**Instructions for the task**: Reproduce the complete listing without any deviation.

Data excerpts
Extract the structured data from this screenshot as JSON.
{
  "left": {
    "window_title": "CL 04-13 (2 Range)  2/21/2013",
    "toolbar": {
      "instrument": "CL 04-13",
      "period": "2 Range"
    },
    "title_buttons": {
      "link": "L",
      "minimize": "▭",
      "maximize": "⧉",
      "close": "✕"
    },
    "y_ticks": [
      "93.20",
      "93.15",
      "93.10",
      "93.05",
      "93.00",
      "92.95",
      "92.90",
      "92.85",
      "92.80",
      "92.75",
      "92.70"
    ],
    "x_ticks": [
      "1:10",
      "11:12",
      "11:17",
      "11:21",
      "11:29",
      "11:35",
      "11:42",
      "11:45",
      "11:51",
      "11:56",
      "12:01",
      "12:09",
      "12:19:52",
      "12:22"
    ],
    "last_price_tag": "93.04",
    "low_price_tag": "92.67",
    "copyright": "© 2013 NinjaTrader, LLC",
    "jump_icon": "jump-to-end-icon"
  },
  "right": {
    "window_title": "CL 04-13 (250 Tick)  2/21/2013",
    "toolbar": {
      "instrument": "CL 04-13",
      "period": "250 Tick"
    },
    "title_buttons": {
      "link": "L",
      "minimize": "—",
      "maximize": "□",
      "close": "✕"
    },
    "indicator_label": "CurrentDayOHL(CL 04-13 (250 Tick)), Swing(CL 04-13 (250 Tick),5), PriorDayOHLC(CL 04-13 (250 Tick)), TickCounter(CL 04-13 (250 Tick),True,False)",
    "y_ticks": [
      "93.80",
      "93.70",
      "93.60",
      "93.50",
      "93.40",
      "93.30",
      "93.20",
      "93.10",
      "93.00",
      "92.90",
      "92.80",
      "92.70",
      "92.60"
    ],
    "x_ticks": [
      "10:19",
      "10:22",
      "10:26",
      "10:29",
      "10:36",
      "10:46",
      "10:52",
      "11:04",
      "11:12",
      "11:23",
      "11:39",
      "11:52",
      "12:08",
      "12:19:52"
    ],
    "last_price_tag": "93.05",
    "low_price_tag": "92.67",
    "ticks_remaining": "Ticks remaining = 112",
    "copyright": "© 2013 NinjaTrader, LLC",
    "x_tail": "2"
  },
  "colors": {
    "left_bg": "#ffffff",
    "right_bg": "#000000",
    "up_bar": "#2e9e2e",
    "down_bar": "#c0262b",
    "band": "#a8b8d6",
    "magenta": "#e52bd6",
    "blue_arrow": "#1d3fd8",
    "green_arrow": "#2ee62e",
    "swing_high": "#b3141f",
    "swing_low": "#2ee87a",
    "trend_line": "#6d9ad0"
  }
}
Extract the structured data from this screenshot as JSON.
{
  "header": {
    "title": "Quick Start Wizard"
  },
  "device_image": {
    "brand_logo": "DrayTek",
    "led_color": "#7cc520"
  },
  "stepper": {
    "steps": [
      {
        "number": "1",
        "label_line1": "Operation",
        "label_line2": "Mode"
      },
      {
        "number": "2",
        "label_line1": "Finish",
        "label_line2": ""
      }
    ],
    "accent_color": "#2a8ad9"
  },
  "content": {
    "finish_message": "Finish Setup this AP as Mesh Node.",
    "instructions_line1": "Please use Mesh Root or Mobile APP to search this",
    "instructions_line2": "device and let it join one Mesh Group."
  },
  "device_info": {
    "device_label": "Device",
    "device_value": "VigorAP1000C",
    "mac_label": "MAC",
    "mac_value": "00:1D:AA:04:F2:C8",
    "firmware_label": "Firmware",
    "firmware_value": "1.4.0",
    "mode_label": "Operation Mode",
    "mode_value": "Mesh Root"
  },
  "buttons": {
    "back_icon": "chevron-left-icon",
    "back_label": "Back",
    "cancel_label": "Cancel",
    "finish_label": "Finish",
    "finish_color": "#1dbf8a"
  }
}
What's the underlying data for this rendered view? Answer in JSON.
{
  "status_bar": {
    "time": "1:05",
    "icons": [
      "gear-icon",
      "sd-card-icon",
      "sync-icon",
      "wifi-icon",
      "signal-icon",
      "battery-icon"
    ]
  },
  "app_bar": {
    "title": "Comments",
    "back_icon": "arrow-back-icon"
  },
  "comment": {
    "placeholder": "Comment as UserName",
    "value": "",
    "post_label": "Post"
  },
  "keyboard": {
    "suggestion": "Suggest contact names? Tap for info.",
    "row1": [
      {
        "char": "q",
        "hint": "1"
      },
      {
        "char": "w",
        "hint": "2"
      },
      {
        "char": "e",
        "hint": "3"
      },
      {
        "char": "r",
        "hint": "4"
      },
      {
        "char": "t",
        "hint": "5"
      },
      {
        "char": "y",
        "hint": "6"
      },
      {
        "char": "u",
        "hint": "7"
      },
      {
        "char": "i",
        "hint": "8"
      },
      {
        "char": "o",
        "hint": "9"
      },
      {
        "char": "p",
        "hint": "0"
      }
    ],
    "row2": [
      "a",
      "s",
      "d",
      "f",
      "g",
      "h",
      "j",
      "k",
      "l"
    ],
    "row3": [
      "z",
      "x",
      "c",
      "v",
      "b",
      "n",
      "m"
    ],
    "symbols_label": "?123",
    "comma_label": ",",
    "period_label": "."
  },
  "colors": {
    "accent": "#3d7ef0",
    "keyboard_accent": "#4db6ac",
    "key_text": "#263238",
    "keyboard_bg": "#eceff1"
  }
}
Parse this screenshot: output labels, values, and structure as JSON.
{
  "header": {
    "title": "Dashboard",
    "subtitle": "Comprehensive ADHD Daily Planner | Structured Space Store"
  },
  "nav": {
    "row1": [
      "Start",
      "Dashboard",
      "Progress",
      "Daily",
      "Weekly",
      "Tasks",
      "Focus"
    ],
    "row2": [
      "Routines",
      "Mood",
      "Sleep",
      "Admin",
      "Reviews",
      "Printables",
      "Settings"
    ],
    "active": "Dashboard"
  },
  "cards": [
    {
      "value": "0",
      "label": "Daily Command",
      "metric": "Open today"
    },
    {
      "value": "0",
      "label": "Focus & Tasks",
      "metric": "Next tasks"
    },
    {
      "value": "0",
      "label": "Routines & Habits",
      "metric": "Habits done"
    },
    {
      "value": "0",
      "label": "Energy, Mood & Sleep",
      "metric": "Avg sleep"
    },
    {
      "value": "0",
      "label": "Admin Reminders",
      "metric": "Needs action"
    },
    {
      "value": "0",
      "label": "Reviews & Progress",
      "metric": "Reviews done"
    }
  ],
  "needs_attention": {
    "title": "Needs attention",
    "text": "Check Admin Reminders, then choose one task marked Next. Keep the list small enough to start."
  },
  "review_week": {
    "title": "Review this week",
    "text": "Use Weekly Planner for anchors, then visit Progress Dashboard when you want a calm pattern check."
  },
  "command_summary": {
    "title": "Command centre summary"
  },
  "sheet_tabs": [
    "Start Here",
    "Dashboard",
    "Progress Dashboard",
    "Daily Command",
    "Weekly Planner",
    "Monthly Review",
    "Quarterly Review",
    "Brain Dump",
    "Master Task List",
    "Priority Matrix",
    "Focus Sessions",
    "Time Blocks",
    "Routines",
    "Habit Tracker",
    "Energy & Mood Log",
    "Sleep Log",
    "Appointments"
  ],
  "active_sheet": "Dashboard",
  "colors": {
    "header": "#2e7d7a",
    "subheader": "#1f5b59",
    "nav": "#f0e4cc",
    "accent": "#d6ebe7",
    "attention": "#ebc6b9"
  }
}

**Written answer**:
Extract the structured data from this screenshot as JSON.
{
  "left": {
    "window_title": "CL 04-13 (2 Range)  2/21/2013",
    "toolbar": {
      "instrument": "CL 04-13",
      "period": "2 Range"
    },
    "title_buttons": {
      "link": "L",
      "minimize": "▭",
      "maximize": "⧉",
      "close": "✕"
    },
    "y_ticks": [
      "93.20",
      "93.15",
      "93.10",
      "93.05",
      "93.00",
      "92.95",
      "92.90",
      "92.85",
      "92.80",
      "92.75",
      "92.70"
    ],
    "x_ticks": [
      "1:10",
      "11:12",
      "11:17",
      "11:21",
      "11:29",
      "11:35",
      "11:42",
      "11:45",
      "11:51",
      "11:56",
      "12:01",
      "12:09",
      "12:19:52",
      "12:22"
    ],
    "last_price_tag": "93.04",
    "low_price_tag": "92.67",
    "copyright": "© 2013 NinjaTrader, LLC",
    "jump_icon": "jump-to-end-icon"
  },
  "right": {
    "window_title": "CL 04-13 (250 Tick)  2/21/2013",
    "toolbar": {
      "instrument": "CL 04-13",
      "period": "250 Tick"
    },
    "title_buttons": {
      "link": "L",
      "minimize": "—",
      "maximize": "□",
      "close": "✕"
    },
    "indicator_label": "CurrentDayOHL(CL 04-13 (250 Tick)), Swing(CL 04-13 (250 Tick),5), PriorDayOHLC(CL 04-13 (250 Tick)), TickCounter(CL 04-13 (250 Tick),True,False)",
    "y_ticks": [
      "93.80",
      "93.70",
      "93.60",
      "93.50",
      "93.40",
      "93.30",
      "93.20",
      "93.10",
      "93.00",
      "92.90",
      "92.80",
      "92.70",
      "92.60"
    ],
    "x_ticks": [
      "10:19",
      "10:22",
      "10:26",
      "10:29",
      "10:36",
      "10:46",
      "10:52",
      "11:04",
      "11:12",
      "11:23",
      "11:39",
      "11:52",
      "12:08",
      "12:19:52"
    ],
    "last_price_tag": "93.05",
    "low_price_tag": "92.67",
    "ticks_remaining": "Ticks remaining = 112",
    "copyright": "© 2013 NinjaTrader, LLC",
    "x_tail": "2"
  },
  "colors": {
    "left_bg": "#ffffff",
    "right_bg": "#000000",
    "up_bar": "#2e9e2e",
    "down_bar": "#c0262b",
    "band": "#a8b8d6",
    "magenta": "#e52bd6",
    "blue_arrow": "#1d3fd8",
    "green_arrow": "#2ee62e",
    "swing_high": "#b3141f",
    "swing_low": "#2ee87a",
    "trend_line": "#6d9ad0"
  }
}
Extract the structured data from this screenshot as JSON.
{
  "header": {
    "title": "Quick Start Wizard"
  },
  "device_image": {
    "brand_logo": "DrayTek",
    "led_color": "#7cc520"
  },
  "stepper": {
    "steps": [
      {
        "number": "1",
        "label_line1": "Operation",
        "label_line2": "Mode"
      },
      {
        "number": "2",
        "label_line1": "Finish",
        "label_line2": ""
      }
    ],
    "accent_color": "#2a8ad9"
  },
  "content": {
    "finish_message": "Finish Setup this AP as Mesh Node.",
    "instructions_line1": "Please use Mesh Root or Mobile APP to search this",
    "instructions_line2": "device and let it join one Mesh Group."
  },
  "device_info": {
    "device_label": "Device",
    "device_value": "VigorAP1000C",
    "mac_label": "MAC",
    "mac_value": "00:1D:AA:04:F2:C8",
    "firmware_label": "Firmware",
    "firmware_value": "1.4.0",
    "mode_label": "Operation Mode",
    "mode_value": "Mesh Root"
  },
  "buttons": {
    "back_icon": "chevron-left-icon",
    "back_label": "Back",
    "cancel_label": "Cancel",
    "finish_label": "Finish",
    "finish_color": "#1dbf8a"
  }
}
What's the underlying data for this rendered view? Answer in JSON.
{
  "status_bar": {
    "time": "1:05",
    "icons": [
      "gear-icon",
      "sd-card-icon",
      "sync-icon",
      "wifi-icon",
      "signal-icon",
      "battery-icon"
    ]
  },
  "app_bar": {
    "title": "Comments",
    "back_icon": "arrow-back-icon"
  },
  "comment": {
    "placeholder": "Comment as UserName",
    "value": "",
    "post_label": "Post"
  },
  "keyboard": {
    "suggestion": "Suggest contact names? Tap for info.",
    "row1": [
      {
        "char": "q",
        "hint": "1"
      },
      {
        "char": "w",
        "hint": "2"
      },
      {
        "char": "e",
        "hint": "3"
      },
      {
        "char": "r",
        "hint": "4"
      },
      {
        "char": "t",
        "hint": "5"
      },
      {
        "char": "y",
        "hint": "6"
      },
      {
        "char": "u",
        "hint": "7"
      },
      {
        "char": "i",
        "hint": "8"
      },
      {
        "char": "o",
        "hint": "9"
      },
      {
        "char": "p",
        "hint": "0"
      }
    ],
    "row2": [
      "a",
      "s",
      "d",
      "f",
      "g",
      "h",
      "j",
      "k",
      "l"
    ],
    "row3": [
      "z",
      "x",
      "c",
      "v",
      "b",
      "n",
      "m"
    ],
    "symbols_label": "?123",
    "comma_label": ",",
    "period_label": "."
  },
  "colors": {
    "accent": "#3d7ef0",
    "keyboard_accent": "#4db6ac",
    "key_text": "#263238",
    "keyboard_bg": "#eceff1"
  }
}
Parse this screenshot: output labels, values, and structure as JSON.
{
  "header": {
    "title": "Dashboard",
    "subtitle": "Comprehensive ADHD Daily Planner | Structured Space Store"
  },
  "nav": {
    "row1": [
      "Start",
      "Dashboard",
      "Progress",
      "Daily",
      "Weekly",
      "Tasks",
      "Focus"
    ],
    "row2": [
      "Routines",
      "Mood",
      "Sleep",
      "Admin",
      "Reviews",
      "Printables",
      "Settings"
    ],
    "active": "Dashboard"
  },
  "cards": [
    {
      "value": "0",
      "label": "Daily Command",
      "metric": "Open today"
    },
    {
      "value": "0",
      "label": "Focus & Tasks",
      "metric": "Next tasks"
    },
    {
      "value": "0",
      "label": "Routines & Habits",
      "metric": "Habits done"
    },
    {
      "value": "0",
      "label": "Energy, Mood & Sleep",
      "metric": "Avg sleep"
    },
    {
      "value": "0",
      "label": "Admin Reminders",
      "metric": "Needs action"
    },
    {
      "value": "0",
      "label": "Reviews & Progress",
      "metric": "Reviews done"
    }
  ],
  "needs_attention": {
    "title": "Needs attention",
    "text": "Check Admin Reminders, then choose one task marked Next. Keep the list small enough to start."
  },
  "review_week": {
    "title": "Review this week",
    "text": "Use Weekly Planner for anchors, then visit Progress Dashboard when you want a calm pattern check."
  },
  "command_summary": {
    "title": "Command centre summary"
  },
  "sheet_tabs": [
    "Start Here",
    "Dashboard",
    "Progress Dashboard",
    "Daily Command",
    "Weekly Planner",
    "Monthly Review",
    "Quarterly Review",
    "Brain Dump",
    "Master Task List",
    "Priority Matrix",
    "Focus Sessions",
    "Time Blocks",
    "Routines",
    "Habit Tracker",
    "Energy & Mood Log",
    "Sleep Log",
    "Appointments"
  ],
  "active_sheet": "Dashboard",
  "colors": {
    "header": "#2e7d7a",
    "subheader": "#1f5b59",
    "nav": "#f0e4cc",
    "accent": "#d6ebe7",
    "attention": "#ebc6b9"
  }
}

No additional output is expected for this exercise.